Work through the data line by line, gathering every line that has the word "this".

--- Start of Material for the task ---

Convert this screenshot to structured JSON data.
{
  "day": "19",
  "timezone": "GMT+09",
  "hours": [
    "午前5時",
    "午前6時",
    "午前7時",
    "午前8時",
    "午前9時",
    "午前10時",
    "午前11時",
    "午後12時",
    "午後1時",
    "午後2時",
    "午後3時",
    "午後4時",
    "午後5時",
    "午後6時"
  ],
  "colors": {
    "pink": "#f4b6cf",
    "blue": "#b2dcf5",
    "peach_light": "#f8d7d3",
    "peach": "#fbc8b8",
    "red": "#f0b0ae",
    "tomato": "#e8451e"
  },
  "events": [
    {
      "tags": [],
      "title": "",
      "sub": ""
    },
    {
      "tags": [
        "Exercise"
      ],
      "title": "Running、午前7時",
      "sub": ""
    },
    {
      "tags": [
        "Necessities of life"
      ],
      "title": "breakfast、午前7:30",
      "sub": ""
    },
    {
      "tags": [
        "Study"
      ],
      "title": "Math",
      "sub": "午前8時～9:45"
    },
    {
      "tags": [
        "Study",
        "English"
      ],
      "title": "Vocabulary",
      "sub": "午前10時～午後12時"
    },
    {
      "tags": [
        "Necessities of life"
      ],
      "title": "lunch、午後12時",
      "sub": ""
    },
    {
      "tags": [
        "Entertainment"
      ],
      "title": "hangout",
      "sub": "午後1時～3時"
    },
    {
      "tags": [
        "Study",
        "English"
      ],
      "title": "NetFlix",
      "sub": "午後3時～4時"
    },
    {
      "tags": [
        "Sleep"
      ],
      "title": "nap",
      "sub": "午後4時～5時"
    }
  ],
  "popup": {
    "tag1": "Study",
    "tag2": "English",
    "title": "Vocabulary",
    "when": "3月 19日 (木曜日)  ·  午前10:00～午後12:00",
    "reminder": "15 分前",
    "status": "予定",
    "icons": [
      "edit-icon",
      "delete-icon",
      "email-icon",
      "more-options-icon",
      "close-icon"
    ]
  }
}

--- End of Material for the task ---
--- Start of Material for the task ---

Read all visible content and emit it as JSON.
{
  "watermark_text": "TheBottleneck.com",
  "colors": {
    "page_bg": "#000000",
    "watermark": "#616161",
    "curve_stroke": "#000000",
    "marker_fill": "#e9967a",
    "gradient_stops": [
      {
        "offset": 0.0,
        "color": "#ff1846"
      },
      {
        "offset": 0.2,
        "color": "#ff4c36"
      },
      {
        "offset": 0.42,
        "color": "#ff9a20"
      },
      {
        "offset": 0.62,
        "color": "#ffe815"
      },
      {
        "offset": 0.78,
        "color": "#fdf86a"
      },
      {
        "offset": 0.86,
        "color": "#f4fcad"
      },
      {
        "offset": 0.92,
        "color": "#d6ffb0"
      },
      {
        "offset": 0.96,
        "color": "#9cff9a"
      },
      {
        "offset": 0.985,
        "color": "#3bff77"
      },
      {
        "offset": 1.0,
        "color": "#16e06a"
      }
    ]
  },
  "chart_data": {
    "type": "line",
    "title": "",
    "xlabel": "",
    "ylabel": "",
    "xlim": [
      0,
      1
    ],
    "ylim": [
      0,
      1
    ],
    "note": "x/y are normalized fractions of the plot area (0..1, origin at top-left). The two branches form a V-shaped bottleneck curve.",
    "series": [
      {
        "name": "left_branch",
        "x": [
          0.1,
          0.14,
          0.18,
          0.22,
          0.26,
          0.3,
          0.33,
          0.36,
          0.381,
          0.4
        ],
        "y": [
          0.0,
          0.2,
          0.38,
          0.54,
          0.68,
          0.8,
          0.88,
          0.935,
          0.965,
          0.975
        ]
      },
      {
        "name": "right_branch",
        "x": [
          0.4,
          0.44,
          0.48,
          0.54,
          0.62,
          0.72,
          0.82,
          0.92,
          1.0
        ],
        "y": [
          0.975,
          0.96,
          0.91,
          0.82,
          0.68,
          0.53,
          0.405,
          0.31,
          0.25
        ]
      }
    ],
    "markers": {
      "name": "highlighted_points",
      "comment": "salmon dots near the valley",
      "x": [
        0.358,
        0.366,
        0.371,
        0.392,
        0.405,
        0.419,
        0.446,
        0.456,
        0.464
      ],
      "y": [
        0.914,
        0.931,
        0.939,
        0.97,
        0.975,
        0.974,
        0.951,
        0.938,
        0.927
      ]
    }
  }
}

--- End of Material for the task ---
--- Start of Material for the task ---

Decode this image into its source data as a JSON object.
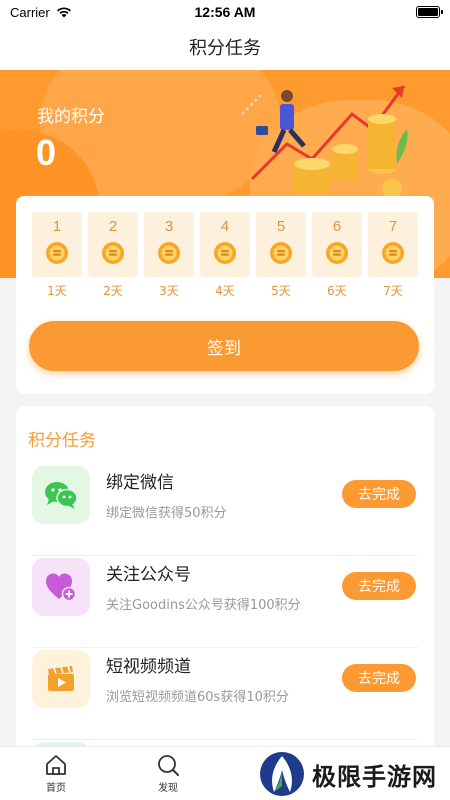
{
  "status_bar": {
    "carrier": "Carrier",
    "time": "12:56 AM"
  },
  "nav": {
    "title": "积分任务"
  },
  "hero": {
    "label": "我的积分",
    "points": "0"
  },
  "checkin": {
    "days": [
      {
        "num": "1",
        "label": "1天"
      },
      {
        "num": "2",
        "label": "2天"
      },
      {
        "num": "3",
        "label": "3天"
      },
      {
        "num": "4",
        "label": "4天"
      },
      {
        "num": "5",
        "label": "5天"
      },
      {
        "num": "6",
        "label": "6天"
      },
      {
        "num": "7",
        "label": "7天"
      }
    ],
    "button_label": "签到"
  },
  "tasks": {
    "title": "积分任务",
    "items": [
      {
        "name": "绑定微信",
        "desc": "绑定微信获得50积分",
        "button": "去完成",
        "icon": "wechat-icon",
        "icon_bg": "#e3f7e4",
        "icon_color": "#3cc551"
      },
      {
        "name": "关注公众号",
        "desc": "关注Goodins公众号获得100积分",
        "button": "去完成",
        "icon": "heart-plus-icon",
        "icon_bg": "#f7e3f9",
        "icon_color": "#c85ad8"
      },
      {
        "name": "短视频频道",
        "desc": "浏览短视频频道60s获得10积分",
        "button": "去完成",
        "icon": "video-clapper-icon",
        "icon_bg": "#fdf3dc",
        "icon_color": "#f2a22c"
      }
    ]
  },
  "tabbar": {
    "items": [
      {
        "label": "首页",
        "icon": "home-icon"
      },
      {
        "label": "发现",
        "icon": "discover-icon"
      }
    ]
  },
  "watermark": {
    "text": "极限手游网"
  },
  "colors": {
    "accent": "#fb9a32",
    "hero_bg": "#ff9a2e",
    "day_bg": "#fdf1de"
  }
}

--- End of Material for the task ---

▶ **Exercise result**
Convert this screenshot to structured JSON data.
Decode this image into its source data as a JSON object.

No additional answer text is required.